## Your goal
Write out the full listing exactly as given, minus the images.

---------- Dataset records ----------

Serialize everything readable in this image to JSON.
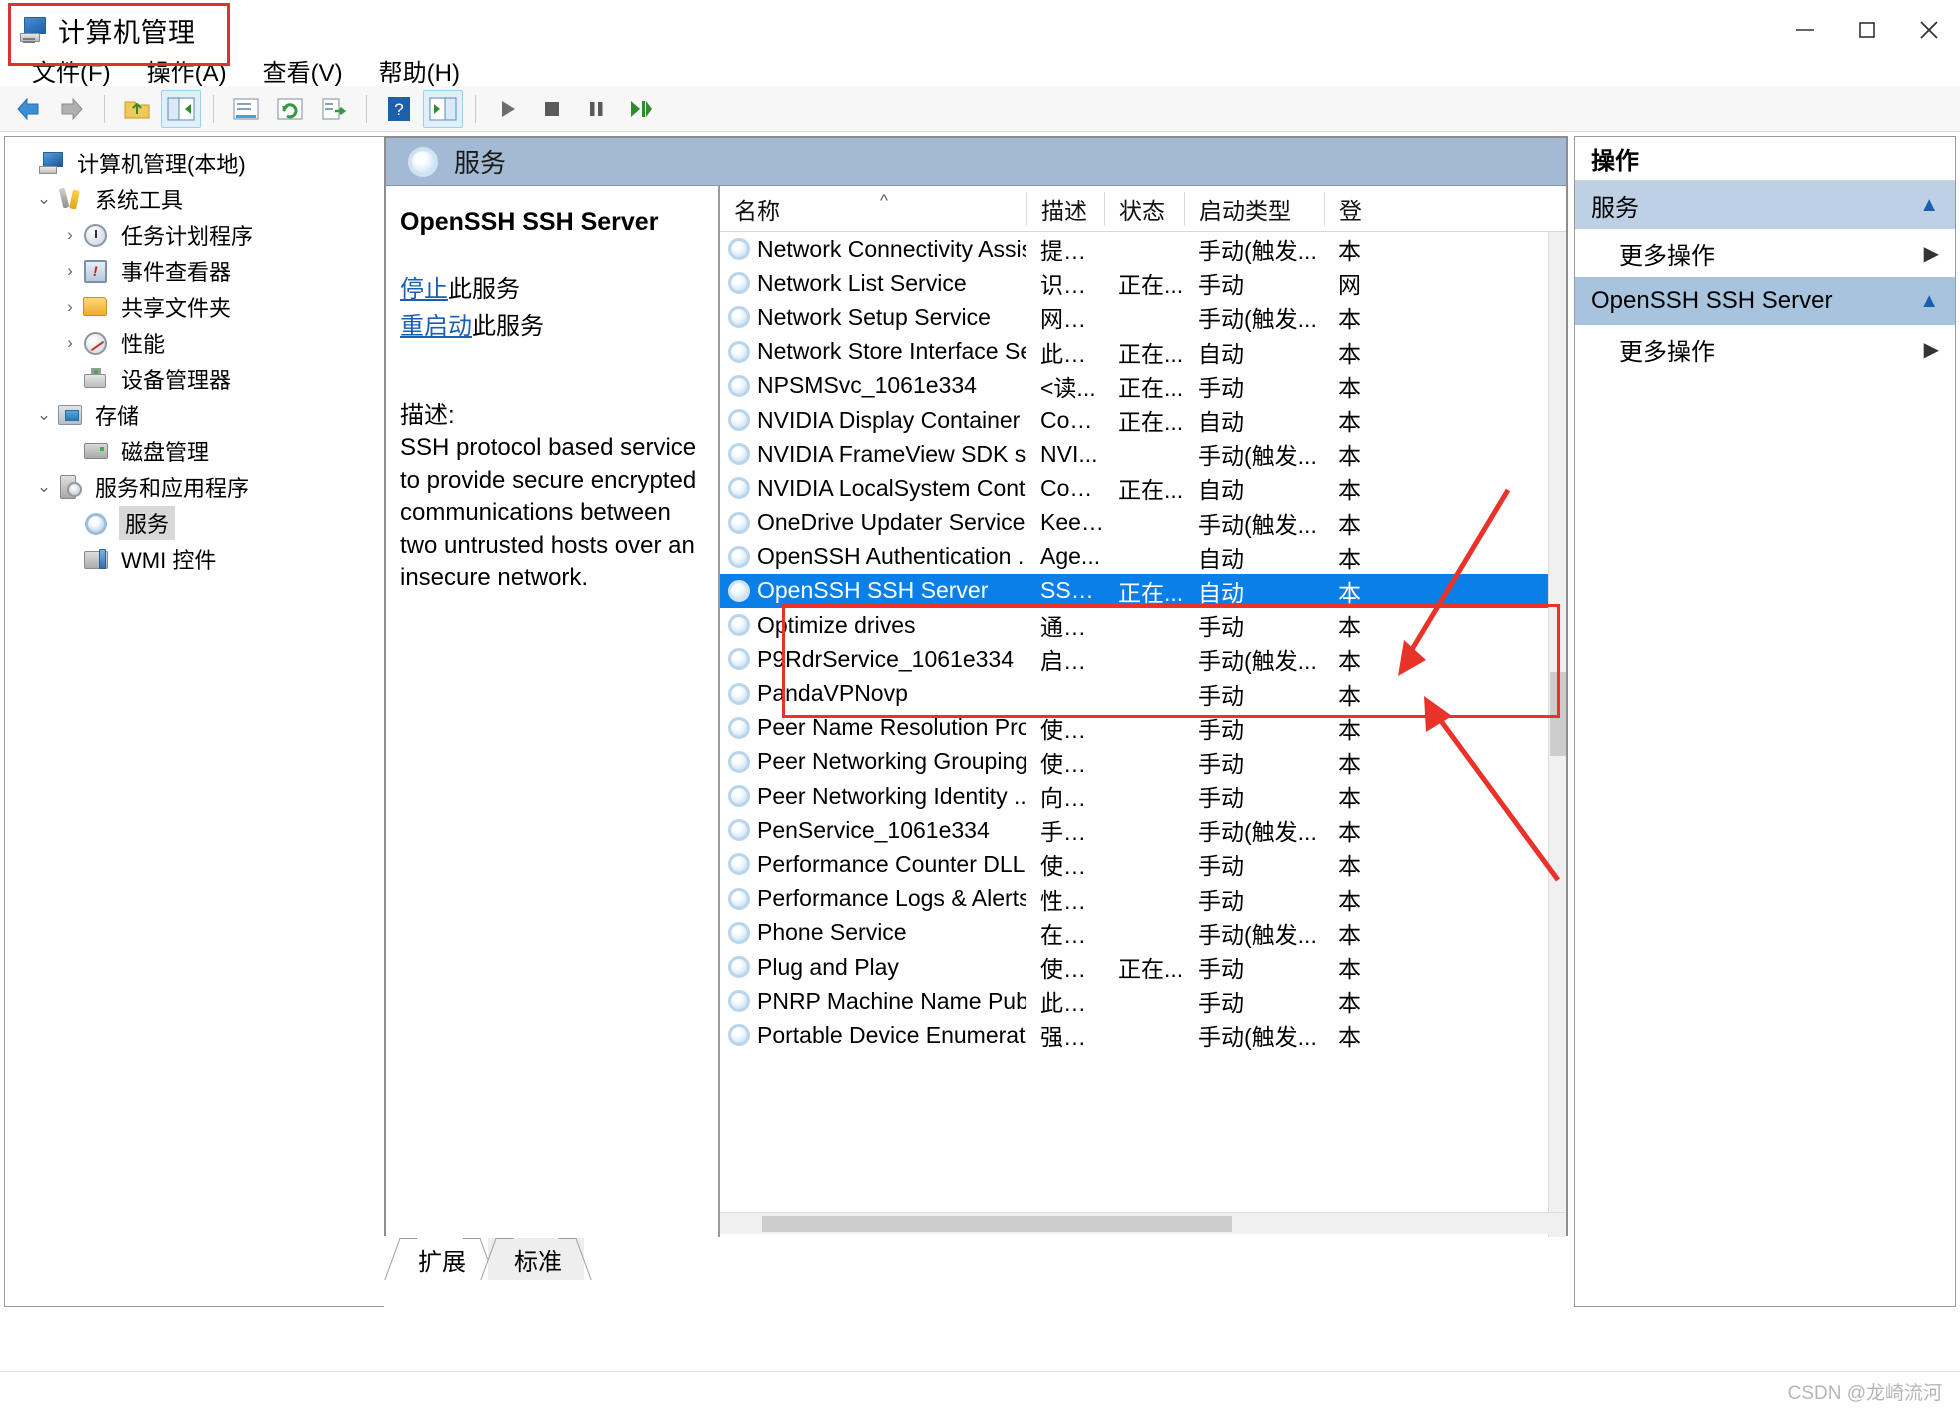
{
  "window": {
    "title": "计算机管理",
    "icon": "computer-management-icon",
    "minimize_label": "—",
    "maximize_label": "▢",
    "close_label": "✕"
  },
  "menu": [
    {
      "label": "文件(F)"
    },
    {
      "label": "操作(A)"
    },
    {
      "label": "查看(V)"
    },
    {
      "label": "帮助(H)"
    }
  ],
  "toolbar": [
    {
      "name": "back-icon"
    },
    {
      "name": "forward-icon"
    },
    {
      "name": "up-folder-icon"
    },
    {
      "name": "show-hide-tree-icon"
    },
    {
      "name": "properties-icon"
    },
    {
      "name": "refresh-icon"
    },
    {
      "name": "export-list-icon"
    },
    {
      "name": "help-icon"
    },
    {
      "name": "show-action-pane-icon"
    },
    {
      "name": "start-service-icon"
    },
    {
      "name": "stop-service-icon"
    },
    {
      "name": "pause-service-icon"
    },
    {
      "name": "restart-service-icon"
    }
  ],
  "tree": [
    {
      "label": "计算机管理(本地)",
      "icon": "computer-icon",
      "depth": 0,
      "chevron": "",
      "selected": false
    },
    {
      "label": "系统工具",
      "icon": "tools-icon",
      "depth": 1,
      "chevron": "v",
      "selected": false
    },
    {
      "label": "任务计划程序",
      "icon": "clock-icon",
      "depth": 2,
      "chevron": ">",
      "selected": false
    },
    {
      "label": "事件查看器",
      "icon": "event-viewer-icon",
      "depth": 2,
      "chevron": ">",
      "selected": false
    },
    {
      "label": "共享文件夹",
      "icon": "shared-folder-icon",
      "depth": 2,
      "chevron": ">",
      "selected": false
    },
    {
      "label": "性能",
      "icon": "performance-icon",
      "depth": 2,
      "chevron": ">",
      "selected": false
    },
    {
      "label": "设备管理器",
      "icon": "device-manager-icon",
      "depth": 2,
      "chevron": "",
      "selected": false
    },
    {
      "label": "存储",
      "icon": "storage-icon",
      "depth": 1,
      "chevron": "v",
      "selected": false
    },
    {
      "label": "磁盘管理",
      "icon": "disk-management-icon",
      "depth": 2,
      "chevron": "",
      "selected": false
    },
    {
      "label": "服务和应用程序",
      "icon": "services-apps-icon",
      "depth": 1,
      "chevron": "v",
      "selected": false
    },
    {
      "label": "服务",
      "icon": "service-gear-icon",
      "depth": 2,
      "chevron": "",
      "selected": true
    },
    {
      "label": "WMI 控件",
      "icon": "wmi-control-icon",
      "depth": 2,
      "chevron": "",
      "selected": false
    }
  ],
  "result_pane": {
    "header_title": "服务",
    "header_icon": "service-gear-icon"
  },
  "detail": {
    "service_name": "OpenSSH SSH Server",
    "stop_link": "停止",
    "stop_suffix": "此服务",
    "restart_link": "重启动",
    "restart_suffix": "此服务",
    "description_label": "描述:",
    "description": "SSH protocol based service to provide secure encrypted communications between two untrusted hosts over an insecure network."
  },
  "list": {
    "columns": [
      "名称",
      "描述",
      "状态",
      "启动类型",
      "登"
    ],
    "sort_indicator": "^",
    "rows": [
      {
        "name": "Network Connectivity Assis...",
        "desc": "提供 ...",
        "status": "",
        "startup": "手动(触发...",
        "logon": "本"
      },
      {
        "name": "Network List Service",
        "desc": "识别...",
        "status": "正在...",
        "startup": "手动",
        "logon": "网"
      },
      {
        "name": "Network Setup Service",
        "desc": "网络...",
        "status": "",
        "startup": "手动(触发...",
        "logon": "本"
      },
      {
        "name": "Network Store Interface Se...",
        "desc": "此服...",
        "status": "正在...",
        "startup": "自动",
        "logon": "本"
      },
      {
        "name": "NPSMSvc_1061e334",
        "desc": "<读...",
        "status": "正在...",
        "startup": "手动",
        "logon": "本"
      },
      {
        "name": "NVIDIA Display Container LS",
        "desc": "Cont...",
        "status": "正在...",
        "startup": "自动",
        "logon": "本"
      },
      {
        "name": "NVIDIA FrameView SDK se...",
        "desc": "NVI...",
        "status": "",
        "startup": "手动(触发...",
        "logon": "本"
      },
      {
        "name": "NVIDIA LocalSystem Conta...",
        "desc": "Cont...",
        "status": "正在...",
        "startup": "自动",
        "logon": "本"
      },
      {
        "name": "OneDrive Updater Service",
        "desc": "Keep...",
        "status": "",
        "startup": "手动(触发...",
        "logon": "本"
      },
      {
        "name": "OpenSSH Authentication ...",
        "desc": "Age...",
        "status": "",
        "startup": "自动",
        "logon": "本"
      },
      {
        "name": "OpenSSH SSH Server",
        "desc": "SSH ...",
        "status": "正在...",
        "startup": "自动",
        "logon": "本",
        "selected": true
      },
      {
        "name": "Optimize drives",
        "desc": "通过...",
        "status": "",
        "startup": "手动",
        "logon": "本"
      },
      {
        "name": "P9RdrService_1061e334",
        "desc": "启用...",
        "status": "",
        "startup": "手动(触发...",
        "logon": "本"
      },
      {
        "name": "PandaVPNovp",
        "desc": "",
        "status": "",
        "startup": "手动",
        "logon": "本"
      },
      {
        "name": "Peer Name Resolution Pro...",
        "desc": "使用...",
        "status": "",
        "startup": "手动",
        "logon": "本"
      },
      {
        "name": "Peer Networking Grouping",
        "desc": "使用...",
        "status": "",
        "startup": "手动",
        "logon": "本"
      },
      {
        "name": "Peer Networking Identity ...",
        "desc": "向对...",
        "status": "",
        "startup": "手动",
        "logon": "本"
      },
      {
        "name": "PenService_1061e334",
        "desc": "手写...",
        "status": "",
        "startup": "手动(触发...",
        "logon": "本"
      },
      {
        "name": "Performance Counter DLL ...",
        "desc": "使远...",
        "status": "",
        "startup": "手动",
        "logon": "本"
      },
      {
        "name": "Performance Logs & Alerts",
        "desc": "性能...",
        "status": "",
        "startup": "手动",
        "logon": "本"
      },
      {
        "name": "Phone Service",
        "desc": "在设...",
        "status": "",
        "startup": "手动(触发...",
        "logon": "本"
      },
      {
        "name": "Plug and Play",
        "desc": "使计...",
        "status": "正在...",
        "startup": "手动",
        "logon": "本"
      },
      {
        "name": "PNRP Machine Name Publ...",
        "desc": "此服...",
        "status": "",
        "startup": "手动",
        "logon": "本"
      },
      {
        "name": "Portable Device Enumerat...",
        "desc": "强制...",
        "status": "",
        "startup": "手动(触发...",
        "logon": "本"
      }
    ]
  },
  "view_tabs": [
    {
      "label": "扩展",
      "active": false
    },
    {
      "label": "标准",
      "active": true
    }
  ],
  "actions": {
    "title": "操作",
    "groups": [
      {
        "header": "服务",
        "collapse_icon": "caret-up-icon",
        "items": [
          {
            "label": "更多操作",
            "arrow": "caret-right-icon"
          }
        ]
      },
      {
        "header": "OpenSSH SSH Server",
        "collapse_icon": "caret-up-icon",
        "selected": true,
        "items": [
          {
            "label": "更多操作",
            "arrow": "caret-right-icon"
          }
        ]
      }
    ]
  },
  "watermark": "CSDN @龙崎流河",
  "annotation": {
    "color": "#e8322a",
    "title_box": true,
    "rows_box": true,
    "arrow_count": 2
  }
}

----------

## Result
Serialize everything readable in this image to JSON.
{
  "window": {
    "title": "计算机管理",
    "icon": "computer-management-icon",
    "minimize_label": "—",
    "maximize_label": "▢",
    "close_label": "✕"
  },
  "menu": [
    {
      "label": "文件(F)"
    },
    {
      "label": "操作(A)"
    },
    {
      "label": "查看(V)"
    },
    {
      "label": "帮助(H)"
    }
  ],
  "toolbar": [
    {
      "name": "back-icon"
    },
    {
      "name": "forward-icon"
    },
    {
      "name": "up-folder-icon"
    },
    {
      "name": "show-hide-tree-icon"
    },
    {
      "name": "properties-icon"
    },
    {
      "name": "refresh-icon"
    },
    {
      "name": "export-list-icon"
    },
    {
      "name": "help-icon"
    },
    {
      "name": "show-action-pane-icon"
    },
    {
      "name": "start-service-icon"
    },
    {
      "name": "stop-service-icon"
    },
    {
      "name": "pause-service-icon"
    },
    {
      "name": "restart-service-icon"
    }
  ],
  "tree": [
    {
      "label": "计算机管理(本地)",
      "icon": "computer-icon",
      "depth": 0,
      "chevron": "",
      "selected": false
    },
    {
      "label": "系统工具",
      "icon": "tools-icon",
      "depth": 1,
      "chevron": "v",
      "selected": false
    },
    {
      "label": "任务计划程序",
      "icon": "clock-icon",
      "depth": 2,
      "chevron": ">",
      "selected": false
    },
    {
      "label": "事件查看器",
      "icon": "event-viewer-icon",
      "depth": 2,
      "chevron": ">",
      "selected": false
    },
    {
      "label": "共享文件夹",
      "icon": "shared-folder-icon",
      "depth": 2,
      "chevron": ">",
      "selected": false
    },
    {
      "label": "性能",
      "icon": "performance-icon",
      "depth": 2,
      "chevron": ">",
      "selected": false
    },
    {
      "label": "设备管理器",
      "icon": "device-manager-icon",
      "depth": 2,
      "chevron": "",
      "selected": false
    },
    {
      "label": "存储",
      "icon": "storage-icon",
      "depth": 1,
      "chevron": "v",
      "selected": false
    },
    {
      "label": "磁盘管理",
      "icon": "disk-management-icon",
      "depth": 2,
      "chevron": "",
      "selected": false
    },
    {
      "label": "服务和应用程序",
      "icon": "services-apps-icon",
      "depth": 1,
      "chevron": "v",
      "selected": false
    },
    {
      "label": "服务",
      "icon": "service-gear-icon",
      "depth": 2,
      "chevron": "",
      "selected": true
    },
    {
      "label": "WMI 控件",
      "icon": "wmi-control-icon",
      "depth": 2,
      "chevron": "",
      "selected": false
    }
  ],
  "result_pane": {
    "header_title": "服务",
    "header_icon": "service-gear-icon"
  },
  "detail": {
    "service_name": "OpenSSH SSH Server",
    "stop_link": "停止",
    "stop_suffix": "此服务",
    "restart_link": "重启动",
    "restart_suffix": "此服务",
    "description_label": "描述:",
    "description": "SSH protocol based service to provide secure encrypted communications between two untrusted hosts over an insecure network."
  },
  "list": {
    "columns": [
      "名称",
      "描述",
      "状态",
      "启动类型",
      "登"
    ],
    "sort_indicator": "^",
    "rows": [
      {
        "name": "Network Connectivity Assis...",
        "desc": "提供 ...",
        "status": "",
        "startup": "手动(触发...",
        "logon": "本"
      },
      {
        "name": "Network List Service",
        "desc": "识别...",
        "status": "正在...",
        "startup": "手动",
        "logon": "网"
      },
      {
        "name": "Network Setup Service",
        "desc": "网络...",
        "status": "",
        "startup": "手动(触发...",
        "logon": "本"
      },
      {
        "name": "Network Store Interface Se...",
        "desc": "此服...",
        "status": "正在...",
        "startup": "自动",
        "logon": "本"
      },
      {
        "name": "NPSMSvc_1061e334",
        "desc": "<读...",
        "status": "正在...",
        "startup": "手动",
        "logon": "本"
      },
      {
        "name": "NVIDIA Display Container LS",
        "desc": "Cont...",
        "status": "正在...",
        "startup": "自动",
        "logon": "本"
      },
      {
        "name": "NVIDIA FrameView SDK se...",
        "desc": "NVI...",
        "status": "",
        "startup": "手动(触发...",
        "logon": "本"
      },
      {
        "name": "NVIDIA LocalSystem Conta...",
        "desc": "Cont...",
        "status": "正在...",
        "startup": "自动",
        "logon": "本"
      },
      {
        "name": "OneDrive Updater Service",
        "desc": "Keep...",
        "status": "",
        "startup": "手动(触发...",
        "logon": "本"
      },
      {
        "name": "OpenSSH Authentication ...",
        "desc": "Age...",
        "status": "",
        "startup": "自动",
        "logon": "本"
      },
      {
        "name": "OpenSSH SSH Server",
        "desc": "SSH ...",
        "status": "正在...",
        "startup": "自动",
        "logon": "本",
        "selected": true
      },
      {
        "name": "Optimize drives",
        "desc": "通过...",
        "status": "",
        "startup": "手动",
        "logon": "本"
      },
      {
        "name": "P9RdrService_1061e334",
        "desc": "启用...",
        "status": "",
        "startup": "手动(触发...",
        "logon": "本"
      },
      {
        "name": "PandaVPNovp",
        "desc": "",
        "status": "",
        "startup": "手动",
        "logon": "本"
      },
      {
        "name": "Peer Name Resolution Pro...",
        "desc": "使用...",
        "status": "",
        "startup": "手动",
        "logon": "本"
      },
      {
        "name": "Peer Networking Grouping",
        "desc": "使用...",
        "status": "",
        "startup": "手动",
        "logon": "本"
      },
      {
        "name": "Peer Networking Identity ...",
        "desc": "向对...",
        "status": "",
        "startup": "手动",
        "logon": "本"
      },
      {
        "name": "PenService_1061e334",
        "desc": "手写...",
        "status": "",
        "startup": "手动(触发...",
        "logon": "本"
      },
      {
        "name": "Performance Counter DLL ...",
        "desc": "使远...",
        "status": "",
        "startup": "手动",
        "logon": "本"
      },
      {
        "name": "Performance Logs & Alerts",
        "desc": "性能...",
        "status": "",
        "startup": "手动",
        "logon": "本"
      },
      {
        "name": "Phone Service",
        "desc": "在设...",
        "status": "",
        "startup": "手动(触发...",
        "logon": "本"
      },
      {
        "name": "Plug and Play",
        "desc": "使计...",
        "status": "正在...",
        "startup": "手动",
        "logon": "本"
      },
      {
        "name": "PNRP Machine Name Publ...",
        "desc": "此服...",
        "status": "",
        "startup": "手动",
        "logon": "本"
      },
      {
        "name": "Portable Device Enumerat...",
        "desc": "强制...",
        "status": "",
        "startup": "手动(触发...",
        "logon": "本"
      }
    ]
  },
  "view_tabs": [
    {
      "label": "扩展",
      "active": false
    },
    {
      "label": "标准",
      "active": true
    }
  ],
  "actions": {
    "title": "操作",
    "groups": [
      {
        "header": "服务",
        "collapse_icon": "caret-up-icon",
        "items": [
          {
            "label": "更多操作",
            "arrow": "caret-right-icon"
          }
        ]
      },
      {
        "header": "OpenSSH SSH Server",
        "collapse_icon": "caret-up-icon",
        "selected": true,
        "items": [
          {
            "label": "更多操作",
            "arrow": "caret-right-icon"
          }
        ]
      }
    ]
  },
  "watermark": "CSDN @龙崎流河",
  "annotation": {
    "color": "#e8322a",
    "title_box": true,
    "rows_box": true,
    "arrow_count": 2
  }
}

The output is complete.